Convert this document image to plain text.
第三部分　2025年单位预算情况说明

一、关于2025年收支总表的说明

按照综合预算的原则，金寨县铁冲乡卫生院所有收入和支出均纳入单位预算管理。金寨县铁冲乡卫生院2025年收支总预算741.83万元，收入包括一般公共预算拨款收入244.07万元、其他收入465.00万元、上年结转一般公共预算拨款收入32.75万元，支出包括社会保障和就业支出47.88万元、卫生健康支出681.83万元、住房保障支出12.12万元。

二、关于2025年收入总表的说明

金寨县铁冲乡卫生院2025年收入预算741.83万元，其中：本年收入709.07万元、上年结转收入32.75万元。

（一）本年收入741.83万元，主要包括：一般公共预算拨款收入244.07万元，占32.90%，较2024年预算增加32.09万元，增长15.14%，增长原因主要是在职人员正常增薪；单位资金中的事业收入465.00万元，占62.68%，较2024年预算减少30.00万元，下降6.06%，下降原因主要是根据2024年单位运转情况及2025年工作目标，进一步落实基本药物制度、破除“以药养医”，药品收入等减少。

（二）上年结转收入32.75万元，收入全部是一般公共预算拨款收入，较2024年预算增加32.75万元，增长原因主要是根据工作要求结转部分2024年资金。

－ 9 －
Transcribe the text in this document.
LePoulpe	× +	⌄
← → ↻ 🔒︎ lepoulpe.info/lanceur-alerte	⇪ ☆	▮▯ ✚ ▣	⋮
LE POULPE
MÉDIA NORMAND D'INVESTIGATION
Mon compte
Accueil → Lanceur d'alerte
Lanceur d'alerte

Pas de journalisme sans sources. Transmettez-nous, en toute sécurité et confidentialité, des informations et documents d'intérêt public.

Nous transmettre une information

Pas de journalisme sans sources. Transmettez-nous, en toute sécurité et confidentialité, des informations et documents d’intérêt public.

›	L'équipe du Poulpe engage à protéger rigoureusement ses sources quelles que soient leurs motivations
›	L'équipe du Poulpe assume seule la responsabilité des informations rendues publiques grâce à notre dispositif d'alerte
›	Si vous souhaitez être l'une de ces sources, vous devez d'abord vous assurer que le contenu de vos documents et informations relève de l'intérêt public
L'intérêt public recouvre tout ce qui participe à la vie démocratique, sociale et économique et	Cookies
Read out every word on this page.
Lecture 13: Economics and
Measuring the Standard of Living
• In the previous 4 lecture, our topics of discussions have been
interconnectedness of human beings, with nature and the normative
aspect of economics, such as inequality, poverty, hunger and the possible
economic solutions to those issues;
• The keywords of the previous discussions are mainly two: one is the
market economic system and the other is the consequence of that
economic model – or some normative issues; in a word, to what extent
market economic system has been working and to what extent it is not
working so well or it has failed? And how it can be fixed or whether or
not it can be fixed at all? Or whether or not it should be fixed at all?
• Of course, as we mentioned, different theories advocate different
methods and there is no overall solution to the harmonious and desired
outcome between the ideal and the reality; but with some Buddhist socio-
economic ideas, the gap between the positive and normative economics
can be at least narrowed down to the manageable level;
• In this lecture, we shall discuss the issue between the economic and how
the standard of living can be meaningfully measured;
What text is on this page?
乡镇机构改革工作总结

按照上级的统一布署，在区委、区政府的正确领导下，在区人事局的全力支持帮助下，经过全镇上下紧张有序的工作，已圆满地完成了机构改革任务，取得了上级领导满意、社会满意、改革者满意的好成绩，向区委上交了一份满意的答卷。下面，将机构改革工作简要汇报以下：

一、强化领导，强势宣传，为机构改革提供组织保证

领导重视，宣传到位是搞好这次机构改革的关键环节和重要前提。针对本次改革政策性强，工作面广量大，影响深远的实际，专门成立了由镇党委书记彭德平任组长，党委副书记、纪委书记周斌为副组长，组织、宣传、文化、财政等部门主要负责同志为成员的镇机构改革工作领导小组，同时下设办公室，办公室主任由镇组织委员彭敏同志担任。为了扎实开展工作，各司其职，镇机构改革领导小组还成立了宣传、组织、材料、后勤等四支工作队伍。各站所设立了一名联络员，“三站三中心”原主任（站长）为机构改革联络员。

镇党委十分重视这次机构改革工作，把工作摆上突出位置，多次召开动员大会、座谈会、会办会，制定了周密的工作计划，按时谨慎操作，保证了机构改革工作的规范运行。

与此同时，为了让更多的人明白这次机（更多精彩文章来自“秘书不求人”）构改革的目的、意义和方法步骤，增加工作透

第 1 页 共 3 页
◇ ◇ ◇
SET TASK
Provide the number of lines in the data above that contain the string "sources", and nothing else.

COMPLETE ANSWER
4